Work required » Pull out every line below holding the word "Genus".
═════ Exercise input ═════
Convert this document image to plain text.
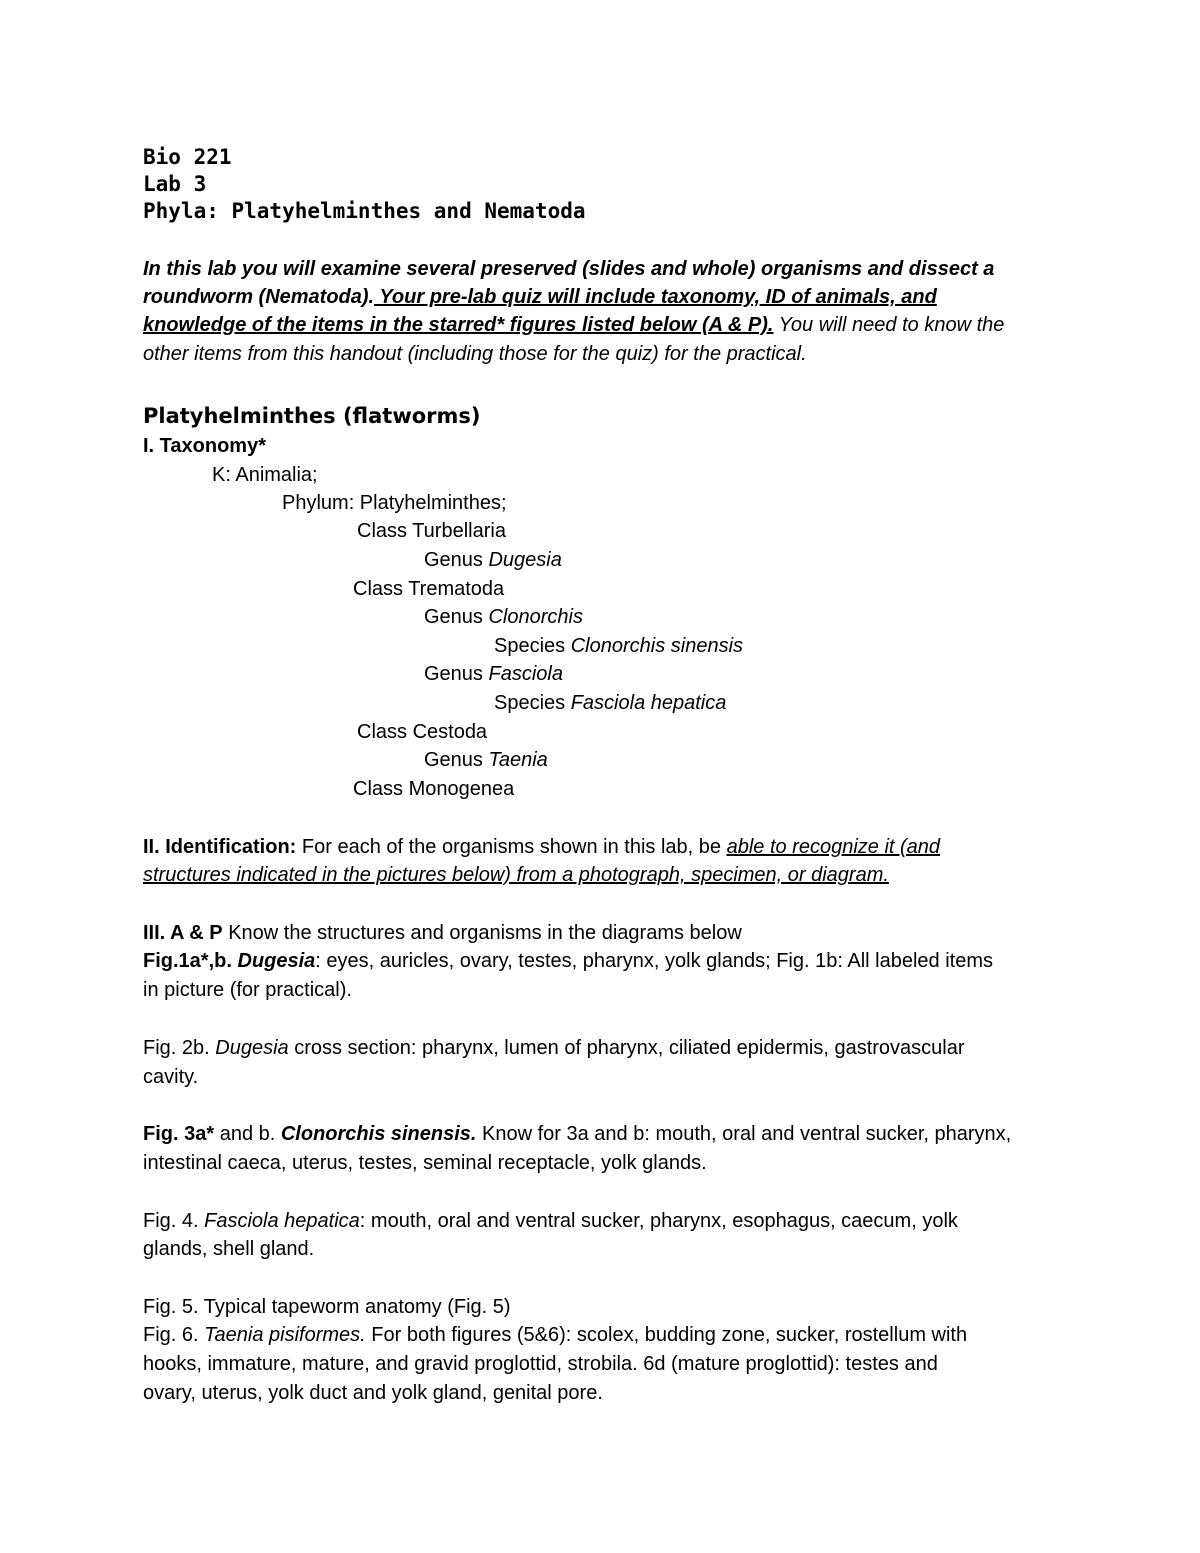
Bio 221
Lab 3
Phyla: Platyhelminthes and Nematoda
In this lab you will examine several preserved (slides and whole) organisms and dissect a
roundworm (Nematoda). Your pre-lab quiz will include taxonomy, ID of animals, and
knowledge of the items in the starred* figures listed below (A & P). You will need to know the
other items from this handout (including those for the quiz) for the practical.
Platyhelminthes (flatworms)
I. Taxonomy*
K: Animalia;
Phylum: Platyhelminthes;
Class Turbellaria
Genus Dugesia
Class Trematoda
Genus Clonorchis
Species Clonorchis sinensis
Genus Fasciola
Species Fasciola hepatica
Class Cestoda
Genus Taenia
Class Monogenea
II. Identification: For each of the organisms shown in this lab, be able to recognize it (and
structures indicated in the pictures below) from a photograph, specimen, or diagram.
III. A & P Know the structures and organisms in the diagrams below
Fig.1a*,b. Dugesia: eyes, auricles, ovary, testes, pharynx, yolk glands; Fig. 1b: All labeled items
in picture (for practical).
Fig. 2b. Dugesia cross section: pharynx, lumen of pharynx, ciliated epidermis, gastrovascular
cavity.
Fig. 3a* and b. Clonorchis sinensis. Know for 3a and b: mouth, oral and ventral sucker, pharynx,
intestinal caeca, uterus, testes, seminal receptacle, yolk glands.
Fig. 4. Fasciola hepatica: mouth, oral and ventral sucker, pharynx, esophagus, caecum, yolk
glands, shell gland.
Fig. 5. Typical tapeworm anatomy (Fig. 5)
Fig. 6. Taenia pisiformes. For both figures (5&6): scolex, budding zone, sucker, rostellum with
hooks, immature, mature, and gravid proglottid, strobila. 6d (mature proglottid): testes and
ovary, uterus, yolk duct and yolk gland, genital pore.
═════
Exercise response »
Genus Dugesia
Genus Clonorchis
Genus Fasciola
Genus Taenia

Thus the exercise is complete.